__EXERCISE__
Copy out all of the rows below, switching each "series-line" to "plot-line" and leaving everything else unchanged.

__RAW RECORDS__
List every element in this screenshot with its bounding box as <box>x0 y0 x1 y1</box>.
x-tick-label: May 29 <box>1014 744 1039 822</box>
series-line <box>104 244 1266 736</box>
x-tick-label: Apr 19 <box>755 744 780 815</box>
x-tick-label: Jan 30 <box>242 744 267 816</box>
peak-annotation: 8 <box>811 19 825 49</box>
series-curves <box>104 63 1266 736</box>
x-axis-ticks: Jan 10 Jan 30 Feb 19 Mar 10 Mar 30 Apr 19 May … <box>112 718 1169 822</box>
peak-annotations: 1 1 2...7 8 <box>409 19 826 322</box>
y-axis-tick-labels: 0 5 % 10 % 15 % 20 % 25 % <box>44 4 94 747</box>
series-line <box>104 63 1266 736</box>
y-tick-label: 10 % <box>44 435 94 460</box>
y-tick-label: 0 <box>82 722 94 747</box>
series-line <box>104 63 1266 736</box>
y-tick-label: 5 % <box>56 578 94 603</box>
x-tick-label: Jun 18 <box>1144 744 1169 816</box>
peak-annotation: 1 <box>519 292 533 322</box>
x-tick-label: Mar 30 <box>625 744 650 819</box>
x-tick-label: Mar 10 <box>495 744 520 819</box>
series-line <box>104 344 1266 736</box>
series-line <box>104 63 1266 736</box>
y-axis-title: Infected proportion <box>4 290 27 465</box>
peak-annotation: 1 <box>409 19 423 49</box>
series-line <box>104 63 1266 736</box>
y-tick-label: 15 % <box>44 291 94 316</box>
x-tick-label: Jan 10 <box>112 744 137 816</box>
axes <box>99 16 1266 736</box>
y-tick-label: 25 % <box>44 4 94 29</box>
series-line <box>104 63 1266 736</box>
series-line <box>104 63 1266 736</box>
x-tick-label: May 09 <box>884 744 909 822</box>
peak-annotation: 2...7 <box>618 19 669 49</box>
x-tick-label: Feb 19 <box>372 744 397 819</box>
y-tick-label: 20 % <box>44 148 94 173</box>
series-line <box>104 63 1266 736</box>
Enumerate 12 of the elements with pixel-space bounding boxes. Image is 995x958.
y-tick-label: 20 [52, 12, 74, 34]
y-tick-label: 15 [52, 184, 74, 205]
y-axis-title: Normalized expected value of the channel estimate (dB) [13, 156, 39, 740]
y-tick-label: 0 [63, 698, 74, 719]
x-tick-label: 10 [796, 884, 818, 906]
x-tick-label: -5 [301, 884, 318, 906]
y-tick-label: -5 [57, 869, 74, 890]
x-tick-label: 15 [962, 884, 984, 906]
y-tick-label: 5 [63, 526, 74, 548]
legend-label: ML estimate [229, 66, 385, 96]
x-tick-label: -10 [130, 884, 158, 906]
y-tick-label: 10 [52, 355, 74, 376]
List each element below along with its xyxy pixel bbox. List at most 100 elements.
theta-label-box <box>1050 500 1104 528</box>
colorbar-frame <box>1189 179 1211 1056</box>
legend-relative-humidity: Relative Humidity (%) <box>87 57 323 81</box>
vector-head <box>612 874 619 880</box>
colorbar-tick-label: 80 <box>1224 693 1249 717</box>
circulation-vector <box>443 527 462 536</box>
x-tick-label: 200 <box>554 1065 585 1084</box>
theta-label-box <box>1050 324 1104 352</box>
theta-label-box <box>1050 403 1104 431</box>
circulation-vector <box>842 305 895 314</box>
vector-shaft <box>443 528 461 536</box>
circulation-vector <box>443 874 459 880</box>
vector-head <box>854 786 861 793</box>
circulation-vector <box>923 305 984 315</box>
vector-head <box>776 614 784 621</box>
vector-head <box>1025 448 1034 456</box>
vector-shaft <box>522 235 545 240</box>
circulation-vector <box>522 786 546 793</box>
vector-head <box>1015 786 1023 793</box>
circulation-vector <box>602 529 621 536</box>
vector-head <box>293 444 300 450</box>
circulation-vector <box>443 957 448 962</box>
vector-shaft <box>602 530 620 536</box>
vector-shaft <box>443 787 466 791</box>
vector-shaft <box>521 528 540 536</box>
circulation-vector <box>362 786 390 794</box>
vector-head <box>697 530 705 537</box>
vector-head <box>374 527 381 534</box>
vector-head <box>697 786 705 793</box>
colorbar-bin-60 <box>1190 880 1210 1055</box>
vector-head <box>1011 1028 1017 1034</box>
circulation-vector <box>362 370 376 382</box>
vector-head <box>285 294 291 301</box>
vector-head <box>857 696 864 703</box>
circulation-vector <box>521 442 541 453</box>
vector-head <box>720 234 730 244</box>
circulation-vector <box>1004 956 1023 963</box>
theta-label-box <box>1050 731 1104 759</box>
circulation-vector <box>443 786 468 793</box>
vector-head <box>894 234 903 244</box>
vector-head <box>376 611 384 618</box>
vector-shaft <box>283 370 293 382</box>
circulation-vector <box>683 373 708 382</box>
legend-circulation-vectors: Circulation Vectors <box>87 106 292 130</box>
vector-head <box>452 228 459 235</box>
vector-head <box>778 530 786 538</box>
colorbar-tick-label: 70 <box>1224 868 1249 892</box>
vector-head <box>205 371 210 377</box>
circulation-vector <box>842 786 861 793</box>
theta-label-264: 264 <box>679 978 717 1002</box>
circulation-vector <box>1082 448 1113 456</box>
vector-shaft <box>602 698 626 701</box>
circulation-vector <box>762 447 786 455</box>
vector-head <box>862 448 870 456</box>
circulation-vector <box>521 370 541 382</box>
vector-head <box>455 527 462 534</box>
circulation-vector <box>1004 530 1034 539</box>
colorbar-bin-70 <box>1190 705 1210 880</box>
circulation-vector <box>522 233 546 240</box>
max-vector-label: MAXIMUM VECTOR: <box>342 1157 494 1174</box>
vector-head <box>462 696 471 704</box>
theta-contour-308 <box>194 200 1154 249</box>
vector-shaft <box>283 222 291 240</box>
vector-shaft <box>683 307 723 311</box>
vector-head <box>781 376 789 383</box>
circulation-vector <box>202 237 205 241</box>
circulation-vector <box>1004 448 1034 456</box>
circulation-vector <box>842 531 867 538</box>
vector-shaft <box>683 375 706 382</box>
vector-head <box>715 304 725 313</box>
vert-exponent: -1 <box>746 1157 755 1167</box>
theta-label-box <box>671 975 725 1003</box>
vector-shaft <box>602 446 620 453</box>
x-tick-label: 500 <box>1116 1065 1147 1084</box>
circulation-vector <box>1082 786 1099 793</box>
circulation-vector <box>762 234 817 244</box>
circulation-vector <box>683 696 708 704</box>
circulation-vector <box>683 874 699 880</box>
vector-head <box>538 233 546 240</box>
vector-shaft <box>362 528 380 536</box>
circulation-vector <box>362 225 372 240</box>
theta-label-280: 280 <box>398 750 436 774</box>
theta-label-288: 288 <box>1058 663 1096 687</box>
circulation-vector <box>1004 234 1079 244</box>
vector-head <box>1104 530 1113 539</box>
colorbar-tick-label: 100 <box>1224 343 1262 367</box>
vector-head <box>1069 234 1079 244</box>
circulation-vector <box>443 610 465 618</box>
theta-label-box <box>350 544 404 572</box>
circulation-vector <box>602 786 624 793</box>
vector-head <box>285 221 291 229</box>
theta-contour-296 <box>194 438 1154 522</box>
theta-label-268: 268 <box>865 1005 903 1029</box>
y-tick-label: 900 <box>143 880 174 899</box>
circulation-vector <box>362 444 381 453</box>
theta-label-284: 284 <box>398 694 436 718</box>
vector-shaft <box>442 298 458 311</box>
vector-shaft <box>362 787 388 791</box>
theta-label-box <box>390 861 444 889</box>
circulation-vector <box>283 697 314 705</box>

__CORRECT RESULT__
List every element in this screenshot with its bounding box as <box>x0 y0 x1 y1</box>.
x-tick-label: May 29 <box>1014 744 1039 822</box>
plot-line <box>104 244 1266 736</box>
x-tick-label: Apr 19 <box>755 744 780 815</box>
x-tick-label: Jan 30 <box>242 744 267 816</box>
peak-annotation: 8 <box>811 19 825 49</box>
series-curves <box>104 63 1266 736</box>
x-axis-ticks: Jan 10 Jan 30 Feb 19 Mar 10 Mar 30 Apr 19 May … <box>112 718 1169 822</box>
peak-annotations: 1 1 2...7 8 <box>409 19 826 322</box>
y-axis-tick-labels: 0 5 % 10 % 15 % 20 % 25 % <box>44 4 94 747</box>
plot-line <box>104 63 1266 736</box>
y-tick-label: 10 % <box>44 435 94 460</box>
y-tick-label: 0 <box>82 722 94 747</box>
plot-line <box>104 63 1266 736</box>
y-tick-label: 5 % <box>56 578 94 603</box>
x-tick-label: Jun 18 <box>1144 744 1169 816</box>
peak-annotation: 1 <box>519 292 533 322</box>
x-tick-label: Mar 30 <box>625 744 650 819</box>
x-tick-label: Mar 10 <box>495 744 520 819</box>
plot-line <box>104 344 1266 736</box>
plot-line <box>104 63 1266 736</box>
y-axis-title: Infected proportion <box>4 290 27 465</box>
peak-annotation: 1 <box>409 19 423 49</box>
plot-line <box>104 63 1266 736</box>
y-tick-label: 15 % <box>44 291 94 316</box>
x-tick-label: Jan 10 <box>112 744 137 816</box>
axes <box>99 16 1266 736</box>
y-tick-label: 25 % <box>44 4 94 29</box>
plot-line <box>104 63 1266 736</box>
plot-line <box>104 63 1266 736</box>
x-tick-label: May 09 <box>884 744 909 822</box>
peak-annotation: 2...7 <box>618 19 669 49</box>
x-tick-label: Feb 19 <box>372 744 397 819</box>
y-tick-label: 20 % <box>44 148 94 173</box>
plot-line <box>104 63 1266 736</box>
Enumerate 12 of the elements with pixel-space bounding boxes. Image is 995x958.
y-tick-label: 20 [52, 12, 74, 34]
y-tick-label: 15 [52, 184, 74, 205]
y-axis-title: Normalized expected value of the channel estimate (dB) [13, 156, 39, 740]
y-tick-label: 0 [63, 698, 74, 719]
x-tick-label: 10 [796, 884, 818, 906]
x-tick-label: -5 [301, 884, 318, 906]
y-tick-label: -5 [57, 869, 74, 890]
x-tick-label: 15 [962, 884, 984, 906]
y-tick-label: 5 [63, 526, 74, 548]
legend-label: ML estimate [229, 66, 385, 96]
x-tick-label: -10 [130, 884, 158, 906]
y-tick-label: 10 [52, 355, 74, 376]
List each element below along with its xyxy pixel bbox. List at most 100 elements.
theta-label-box <box>1050 500 1104 528</box>
colorbar-frame <box>1189 179 1211 1056</box>
legend-relative-humidity: Relative Humidity (%) <box>87 57 323 81</box>
vector-head <box>612 874 619 880</box>
colorbar-tick-label: 80 <box>1224 693 1249 717</box>
circulation-vector <box>443 527 462 536</box>
x-tick-label: 200 <box>554 1065 585 1084</box>
theta-label-box <box>1050 324 1104 352</box>
theta-label-box <box>1050 403 1104 431</box>
circulation-vector <box>842 305 895 314</box>
vector-shaft <box>443 528 461 536</box>
circulation-vector <box>443 874 459 880</box>
vector-head <box>854 786 861 793</box>
circulation-vector <box>923 305 984 315</box>
vector-head <box>776 614 784 621</box>
vector-head <box>1025 448 1034 456</box>
vector-shaft <box>522 235 545 240</box>
circulation-vector <box>522 786 546 793</box>
vector-head <box>1015 786 1023 793</box>
circulation-vector <box>602 529 621 536</box>
vector-head <box>293 444 300 450</box>
circulation-vector <box>443 957 448 962</box>
vector-shaft <box>602 530 620 536</box>
vector-shaft <box>443 787 466 791</box>
vector-shaft <box>521 528 540 536</box>
circulation-vector <box>362 786 390 794</box>
vector-head <box>697 530 705 537</box>
vector-head <box>374 527 381 534</box>
vector-head <box>697 786 705 793</box>
colorbar-bin-60 <box>1190 880 1210 1055</box>
vector-head <box>1011 1028 1017 1034</box>
circulation-vector <box>362 370 376 382</box>
vector-head <box>285 294 291 301</box>
vector-head <box>857 696 864 703</box>
circulation-vector <box>521 442 541 453</box>
vector-head <box>720 234 730 244</box>
circulation-vector <box>1004 956 1023 963</box>
theta-label-box <box>1050 731 1104 759</box>
circulation-vector <box>443 786 468 793</box>
vector-head <box>894 234 903 244</box>
vector-head <box>376 611 384 618</box>
vector-shaft <box>283 370 293 382</box>
circulation-vector <box>683 373 708 382</box>
legend-circulation-vectors: Circulation Vectors <box>87 106 292 130</box>
vector-head <box>452 228 459 235</box>
vector-head <box>778 530 786 538</box>
colorbar-tick-label: 70 <box>1224 868 1249 892</box>
vector-head <box>205 371 210 377</box>
circulation-vector <box>842 786 861 793</box>
theta-label-264: 264 <box>679 978 717 1002</box>
circulation-vector <box>1082 448 1113 456</box>
vector-shaft <box>602 698 626 701</box>
circulation-vector <box>762 447 786 455</box>
vector-head <box>862 448 870 456</box>
circulation-vector <box>521 370 541 382</box>
vector-head <box>455 527 462 534</box>
circulation-vector <box>1004 530 1034 539</box>
colorbar-bin-70 <box>1190 705 1210 880</box>
circulation-vector <box>522 233 546 240</box>
max-vector-label: MAXIMUM VECTOR: <box>342 1157 494 1174</box>
vector-head <box>462 696 471 704</box>
theta-contour-308 <box>194 200 1154 249</box>
vector-shaft <box>283 222 291 240</box>
vector-shaft <box>683 307 723 311</box>
vector-head <box>781 376 789 383</box>
circulation-vector <box>202 237 205 241</box>
circulation-vector <box>1004 448 1034 456</box>
circulation-vector <box>842 531 867 538</box>
vector-shaft <box>683 375 706 382</box>
vector-head <box>715 304 725 313</box>
vert-exponent: -1 <box>746 1157 755 1167</box>
theta-label-box <box>671 975 725 1003</box>
vector-shaft <box>602 446 620 453</box>
x-tick-label: 500 <box>1116 1065 1147 1084</box>
circulation-vector <box>1082 786 1099 793</box>
circulation-vector <box>762 234 817 244</box>
circulation-vector <box>683 696 708 704</box>
circulation-vector <box>683 874 699 880</box>
vector-head <box>538 233 546 240</box>
vector-shaft <box>362 528 380 536</box>
circulation-vector <box>362 225 372 240</box>
theta-label-280: 280 <box>398 750 436 774</box>
theta-label-288: 288 <box>1058 663 1096 687</box>
circulation-vector <box>1004 234 1079 244</box>
vector-head <box>1104 530 1113 539</box>
colorbar-tick-label: 100 <box>1224 343 1262 367</box>
vector-head <box>1069 234 1079 244</box>
circulation-vector <box>443 610 465 618</box>
theta-label-box <box>350 544 404 572</box>
circulation-vector <box>602 786 624 793</box>
vector-head <box>285 221 291 229</box>
theta-contour-296 <box>194 438 1154 522</box>
theta-label-268: 268 <box>865 1005 903 1029</box>
y-tick-label: 900 <box>143 880 174 899</box>
circulation-vector <box>362 444 381 453</box>
theta-label-284: 284 <box>398 694 436 718</box>
vector-shaft <box>442 298 458 311</box>
vector-shaft <box>362 787 388 791</box>
theta-label-box <box>390 861 444 889</box>
circulation-vector <box>283 697 314 705</box>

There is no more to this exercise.